Task requirements: Output the material beneath exactly, leaving nothing out.

Material shown:

########

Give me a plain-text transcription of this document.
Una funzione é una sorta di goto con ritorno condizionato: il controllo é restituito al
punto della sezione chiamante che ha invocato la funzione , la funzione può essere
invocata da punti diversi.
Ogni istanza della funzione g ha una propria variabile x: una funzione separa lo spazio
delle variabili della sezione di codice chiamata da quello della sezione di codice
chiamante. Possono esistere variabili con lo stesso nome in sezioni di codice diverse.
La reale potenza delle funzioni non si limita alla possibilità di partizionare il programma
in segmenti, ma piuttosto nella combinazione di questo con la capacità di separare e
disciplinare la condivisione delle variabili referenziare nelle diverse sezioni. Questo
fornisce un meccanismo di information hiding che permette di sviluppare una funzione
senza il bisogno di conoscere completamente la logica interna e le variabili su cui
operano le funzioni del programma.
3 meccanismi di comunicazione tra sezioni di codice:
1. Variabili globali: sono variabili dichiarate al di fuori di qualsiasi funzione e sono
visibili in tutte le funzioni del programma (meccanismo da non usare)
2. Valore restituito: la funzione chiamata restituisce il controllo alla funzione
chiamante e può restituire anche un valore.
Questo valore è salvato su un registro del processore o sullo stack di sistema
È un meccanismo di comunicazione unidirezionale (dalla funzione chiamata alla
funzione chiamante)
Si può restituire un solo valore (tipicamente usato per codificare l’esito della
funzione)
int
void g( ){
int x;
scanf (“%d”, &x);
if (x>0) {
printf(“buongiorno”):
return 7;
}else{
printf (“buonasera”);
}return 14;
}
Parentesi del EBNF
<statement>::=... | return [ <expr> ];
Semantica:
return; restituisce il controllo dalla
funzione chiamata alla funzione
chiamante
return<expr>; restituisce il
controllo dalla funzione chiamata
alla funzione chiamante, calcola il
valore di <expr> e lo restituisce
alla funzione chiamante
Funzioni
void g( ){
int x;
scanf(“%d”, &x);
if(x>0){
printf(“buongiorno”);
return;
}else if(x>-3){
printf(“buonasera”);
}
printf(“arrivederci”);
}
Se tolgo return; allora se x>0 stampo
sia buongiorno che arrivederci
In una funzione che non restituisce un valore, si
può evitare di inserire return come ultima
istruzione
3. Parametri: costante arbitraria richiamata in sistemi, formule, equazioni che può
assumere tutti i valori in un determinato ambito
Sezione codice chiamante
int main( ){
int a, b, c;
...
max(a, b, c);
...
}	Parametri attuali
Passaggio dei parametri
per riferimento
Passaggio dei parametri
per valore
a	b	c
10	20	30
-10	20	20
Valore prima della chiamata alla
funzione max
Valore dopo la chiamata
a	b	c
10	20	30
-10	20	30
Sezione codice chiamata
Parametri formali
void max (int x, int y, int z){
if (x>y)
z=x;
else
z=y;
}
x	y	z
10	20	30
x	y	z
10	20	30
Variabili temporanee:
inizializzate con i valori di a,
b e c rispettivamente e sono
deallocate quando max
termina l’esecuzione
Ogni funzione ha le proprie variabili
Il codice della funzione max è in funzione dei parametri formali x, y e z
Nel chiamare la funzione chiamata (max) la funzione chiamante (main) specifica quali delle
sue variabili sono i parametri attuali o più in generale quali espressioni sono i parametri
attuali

########

Task answer:
Give me a plain-text transcription of this document.
Una funzione é una sorta di goto con ritorno condizionato: il controllo é restituito al
punto della sezione chiamante che ha invocato la funzione , la funzione può essere
invocata da punti diversi.
Ogni istanza della funzione g ha una propria variabile x: una funzione separa lo spazio
delle variabili della sezione di codice chiamata da quello della sezione di codice
chiamante. Possono esistere variabili con lo stesso nome in sezioni di codice diverse.
La reale potenza delle funzioni non si limita alla possibilità di partizionare il programma
in segmenti, ma piuttosto nella combinazione di questo con la capacità di separare e
disciplinare la condivisione delle variabili referenziare nelle diverse sezioni. Questo
fornisce un meccanismo di information hiding che permette di sviluppare una funzione
senza il bisogno di conoscere completamente la logica interna e le variabili su cui
operano le funzioni del programma.
3 meccanismi di comunicazione tra sezioni di codice:
1. Variabili globali: sono variabili dichiarate al di fuori di qualsiasi funzione e sono
visibili in tutte le funzioni del programma (meccanismo da non usare)
2. Valore restituito: la funzione chiamata restituisce il controllo alla funzione
chiamante e può restituire anche un valore.
Questo valore è salvato su un registro del processore o sullo stack di sistema
È un meccanismo di comunicazione unidirezionale (dalla funzione chiamata alla
funzione chiamante)
Si può restituire un solo valore (tipicamente usato per codificare l’esito della
funzione)
int
void g( ){
int x;
scanf (“%d”, &x);
if (x>0) {
printf(“buongiorno”):
return 7;
}else{
printf (“buonasera”);
}return 14;
}
Parentesi del EBNF
<statement>::=... | return [ <expr> ];
Semantica:
return; restituisce il controllo dalla
funzione chiamata alla funzione
chiamante
return<expr>; restituisce il
controllo dalla funzione chiamata
alla funzione chiamante, calcola il
valore di <expr> e lo restituisce
alla funzione chiamante
Funzioni
void g( ){
int x;
scanf(“%d”, &x);
if(x>0){
printf(“buongiorno”);
return;
}else if(x>-3){
printf(“buonasera”);
}
printf(“arrivederci”);
}
Se tolgo return; allora se x>0 stampo
sia buongiorno che arrivederci
In una funzione che non restituisce un valore, si
può evitare di inserire return come ultima
istruzione
3. Parametri: costante arbitraria richiamata in sistemi, formule, equazioni che può
assumere tutti i valori in un determinato ambito
Sezione codice chiamante
int main( ){
int a, b, c;
...
max(a, b, c);
...
}	Parametri attuali
Passaggio dei parametri
per riferimento
Passaggio dei parametri
per valore
a	b	c
10	20	30
-10	20	20
Valore prima della chiamata alla
funzione max
Valore dopo la chiamata
a	b	c
10	20	30
-10	20	30
Sezione codice chiamata
Parametri formali
void max (int x, int y, int z){
if (x>y)
z=x;
else
z=y;
}
x	y	z
10	20	30
x	y	z
10	20	30
Variabili temporanee:
inizializzate con i valori di a,
b e c rispettivamente e sono
deallocate quando max
termina l’esecuzione
Ogni funzione ha le proprie variabili
Il codice della funzione max è in funzione dei parametri formali x, y e z
Nel chiamare la funzione chiamata (max) la funzione chiamante (main) specifica quali delle
sue variabili sono i parametri attuali o più in generale quali espressioni sono i parametri
attuali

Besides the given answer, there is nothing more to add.